[Lines of data]
• • • •
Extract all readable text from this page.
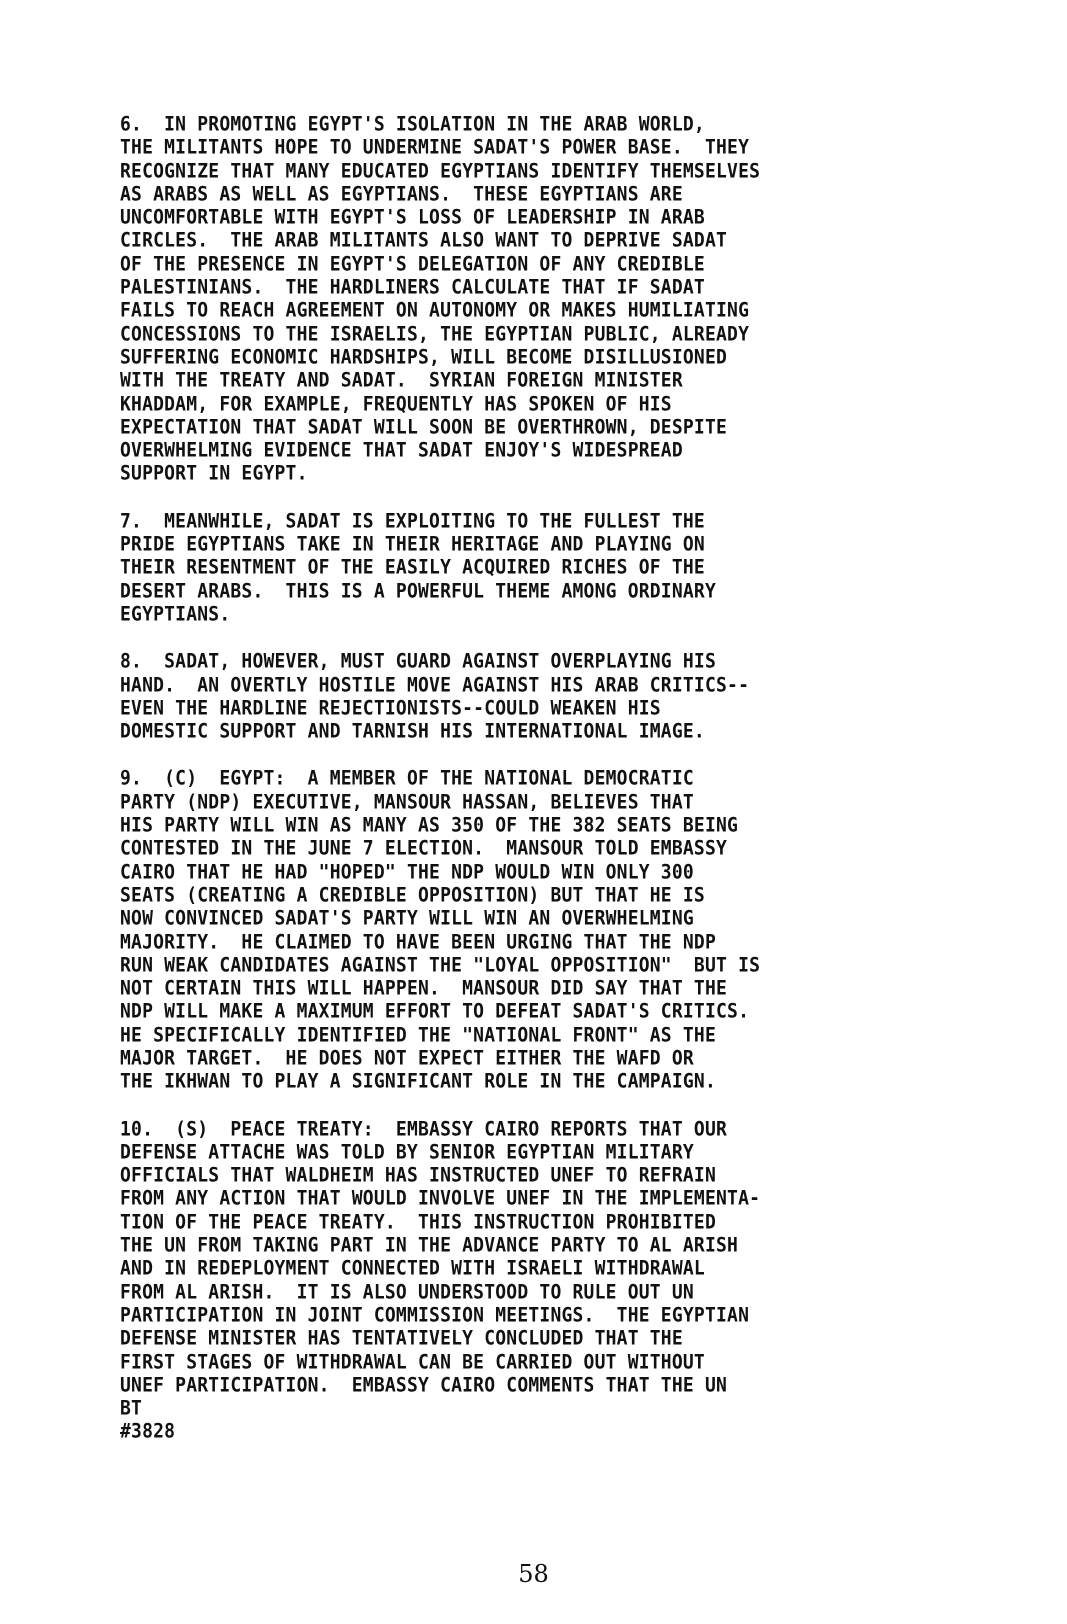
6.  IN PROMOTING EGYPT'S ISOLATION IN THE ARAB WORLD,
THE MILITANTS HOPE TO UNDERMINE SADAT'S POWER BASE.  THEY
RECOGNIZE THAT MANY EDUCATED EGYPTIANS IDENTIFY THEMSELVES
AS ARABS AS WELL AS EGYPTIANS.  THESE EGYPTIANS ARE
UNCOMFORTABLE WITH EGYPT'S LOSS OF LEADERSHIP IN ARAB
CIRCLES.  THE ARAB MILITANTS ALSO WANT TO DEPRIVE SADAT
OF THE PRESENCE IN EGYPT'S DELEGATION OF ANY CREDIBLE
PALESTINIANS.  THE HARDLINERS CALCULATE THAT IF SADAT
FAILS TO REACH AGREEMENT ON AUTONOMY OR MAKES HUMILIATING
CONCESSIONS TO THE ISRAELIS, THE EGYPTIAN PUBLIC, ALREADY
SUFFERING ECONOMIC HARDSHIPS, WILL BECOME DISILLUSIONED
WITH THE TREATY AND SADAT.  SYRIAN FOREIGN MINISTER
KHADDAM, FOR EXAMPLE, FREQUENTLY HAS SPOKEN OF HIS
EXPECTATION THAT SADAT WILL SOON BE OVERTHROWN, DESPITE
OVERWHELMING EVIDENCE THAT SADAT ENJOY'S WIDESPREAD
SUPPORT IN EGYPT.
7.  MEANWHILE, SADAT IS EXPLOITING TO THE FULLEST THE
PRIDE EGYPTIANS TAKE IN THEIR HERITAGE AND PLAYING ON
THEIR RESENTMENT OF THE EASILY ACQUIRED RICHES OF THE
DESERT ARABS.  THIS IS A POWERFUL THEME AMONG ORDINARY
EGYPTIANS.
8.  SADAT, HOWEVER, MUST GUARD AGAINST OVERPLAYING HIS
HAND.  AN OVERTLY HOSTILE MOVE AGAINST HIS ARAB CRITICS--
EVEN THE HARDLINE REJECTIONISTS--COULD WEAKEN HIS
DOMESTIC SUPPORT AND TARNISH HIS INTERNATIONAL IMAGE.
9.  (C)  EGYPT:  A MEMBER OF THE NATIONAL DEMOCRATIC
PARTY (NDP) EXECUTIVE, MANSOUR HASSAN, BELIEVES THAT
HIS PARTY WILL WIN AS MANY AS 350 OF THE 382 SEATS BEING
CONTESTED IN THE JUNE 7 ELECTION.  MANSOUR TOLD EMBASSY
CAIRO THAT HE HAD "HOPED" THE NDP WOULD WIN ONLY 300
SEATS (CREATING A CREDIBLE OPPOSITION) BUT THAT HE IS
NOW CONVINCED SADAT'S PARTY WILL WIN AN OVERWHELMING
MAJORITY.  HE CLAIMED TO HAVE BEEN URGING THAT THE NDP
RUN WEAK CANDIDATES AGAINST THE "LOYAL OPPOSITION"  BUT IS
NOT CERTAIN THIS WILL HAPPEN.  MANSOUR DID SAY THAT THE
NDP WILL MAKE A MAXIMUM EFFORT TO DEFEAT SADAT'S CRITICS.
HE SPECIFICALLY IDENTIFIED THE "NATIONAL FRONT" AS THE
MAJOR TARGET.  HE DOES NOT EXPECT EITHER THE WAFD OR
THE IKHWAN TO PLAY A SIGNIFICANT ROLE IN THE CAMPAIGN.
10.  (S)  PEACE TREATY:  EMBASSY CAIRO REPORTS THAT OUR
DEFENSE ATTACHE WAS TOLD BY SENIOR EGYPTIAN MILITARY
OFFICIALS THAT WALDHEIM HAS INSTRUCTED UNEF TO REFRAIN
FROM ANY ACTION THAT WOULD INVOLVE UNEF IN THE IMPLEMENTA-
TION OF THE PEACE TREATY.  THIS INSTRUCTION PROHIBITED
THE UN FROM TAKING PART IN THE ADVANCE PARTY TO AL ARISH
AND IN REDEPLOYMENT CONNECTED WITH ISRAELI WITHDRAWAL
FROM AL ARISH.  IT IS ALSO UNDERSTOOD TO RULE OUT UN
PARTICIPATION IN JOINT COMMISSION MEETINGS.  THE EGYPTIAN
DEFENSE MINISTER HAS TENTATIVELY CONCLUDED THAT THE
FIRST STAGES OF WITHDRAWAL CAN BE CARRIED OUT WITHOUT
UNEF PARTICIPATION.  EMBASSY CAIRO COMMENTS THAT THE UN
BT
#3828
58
• • • •
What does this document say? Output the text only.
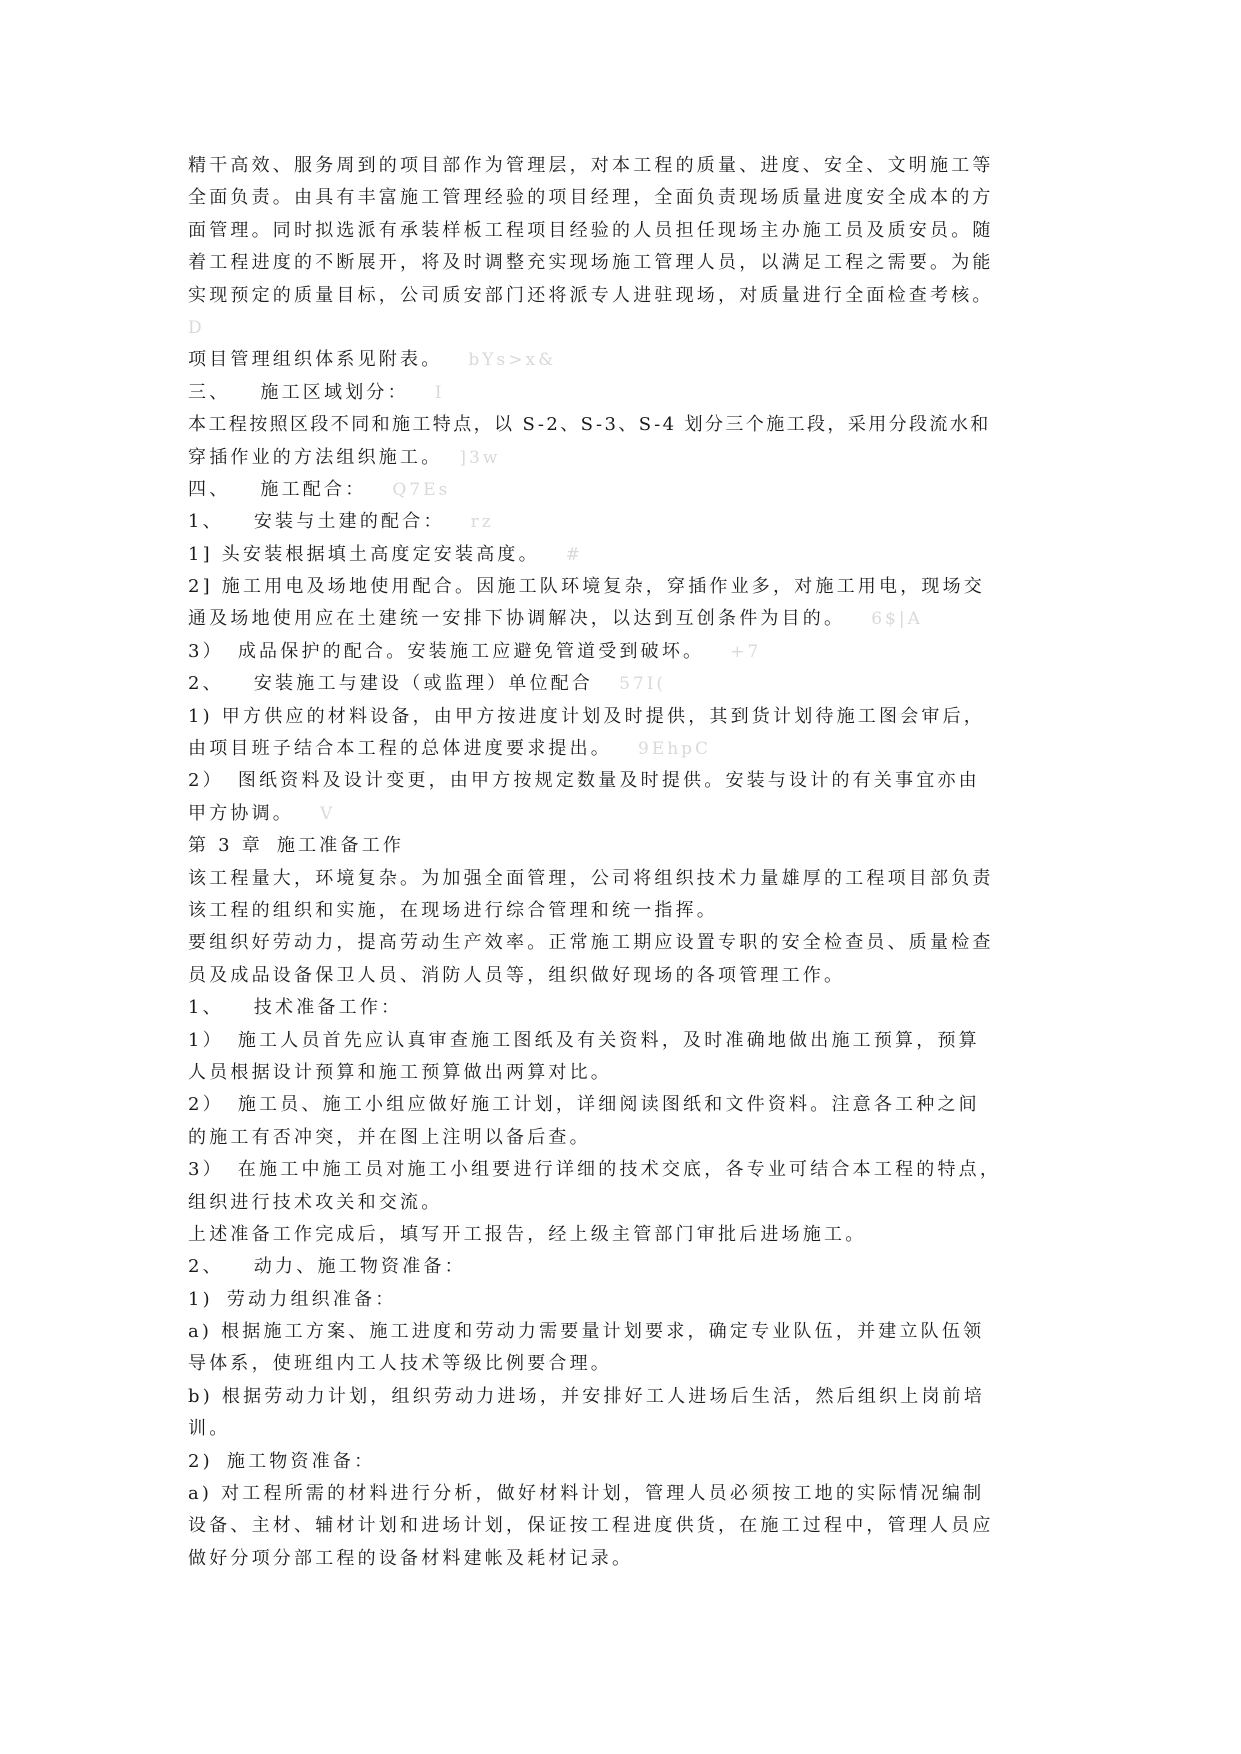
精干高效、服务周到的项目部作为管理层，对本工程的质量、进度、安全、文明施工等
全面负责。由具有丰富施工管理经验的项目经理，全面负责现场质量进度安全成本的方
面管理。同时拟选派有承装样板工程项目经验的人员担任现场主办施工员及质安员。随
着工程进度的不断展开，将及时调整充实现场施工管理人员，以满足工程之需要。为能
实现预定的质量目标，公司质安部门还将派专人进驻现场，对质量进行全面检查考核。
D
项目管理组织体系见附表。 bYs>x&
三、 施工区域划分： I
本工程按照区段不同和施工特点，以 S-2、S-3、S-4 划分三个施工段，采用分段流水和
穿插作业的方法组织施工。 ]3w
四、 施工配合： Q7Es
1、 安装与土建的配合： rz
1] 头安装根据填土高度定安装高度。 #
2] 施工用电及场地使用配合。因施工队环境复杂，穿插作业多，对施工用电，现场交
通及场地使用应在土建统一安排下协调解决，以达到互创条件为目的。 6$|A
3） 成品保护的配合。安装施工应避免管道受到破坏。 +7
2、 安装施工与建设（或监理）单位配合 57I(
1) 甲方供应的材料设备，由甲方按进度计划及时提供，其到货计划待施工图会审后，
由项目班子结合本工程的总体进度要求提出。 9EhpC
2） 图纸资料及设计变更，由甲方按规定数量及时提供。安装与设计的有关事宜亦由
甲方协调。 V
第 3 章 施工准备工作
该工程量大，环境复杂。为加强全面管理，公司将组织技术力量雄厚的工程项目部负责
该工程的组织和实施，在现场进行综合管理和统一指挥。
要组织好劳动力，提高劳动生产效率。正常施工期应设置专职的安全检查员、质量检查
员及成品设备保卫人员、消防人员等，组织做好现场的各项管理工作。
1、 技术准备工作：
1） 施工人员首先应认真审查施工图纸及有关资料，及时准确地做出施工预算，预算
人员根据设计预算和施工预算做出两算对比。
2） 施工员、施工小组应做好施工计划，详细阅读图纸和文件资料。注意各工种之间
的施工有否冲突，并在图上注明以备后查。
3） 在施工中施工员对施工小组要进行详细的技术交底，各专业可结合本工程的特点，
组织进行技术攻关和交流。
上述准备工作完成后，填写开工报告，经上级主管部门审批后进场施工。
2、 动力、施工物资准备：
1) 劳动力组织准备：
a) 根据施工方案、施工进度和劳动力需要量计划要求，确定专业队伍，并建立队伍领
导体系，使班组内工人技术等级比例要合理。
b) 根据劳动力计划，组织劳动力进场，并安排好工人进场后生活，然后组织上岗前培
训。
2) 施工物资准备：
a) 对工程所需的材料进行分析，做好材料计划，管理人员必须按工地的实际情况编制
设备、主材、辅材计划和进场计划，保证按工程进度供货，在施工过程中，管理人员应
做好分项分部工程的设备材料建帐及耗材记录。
• • • •
In the records, locate each line holding the string "OVERWHELMING" and copy it.

OVERWHELMING EVIDENCE THAT SADAT ENJOY'S WIDESPREAD
NOW CONVINCED SADAT'S PARTY WILL WIN AN OVERWHELMING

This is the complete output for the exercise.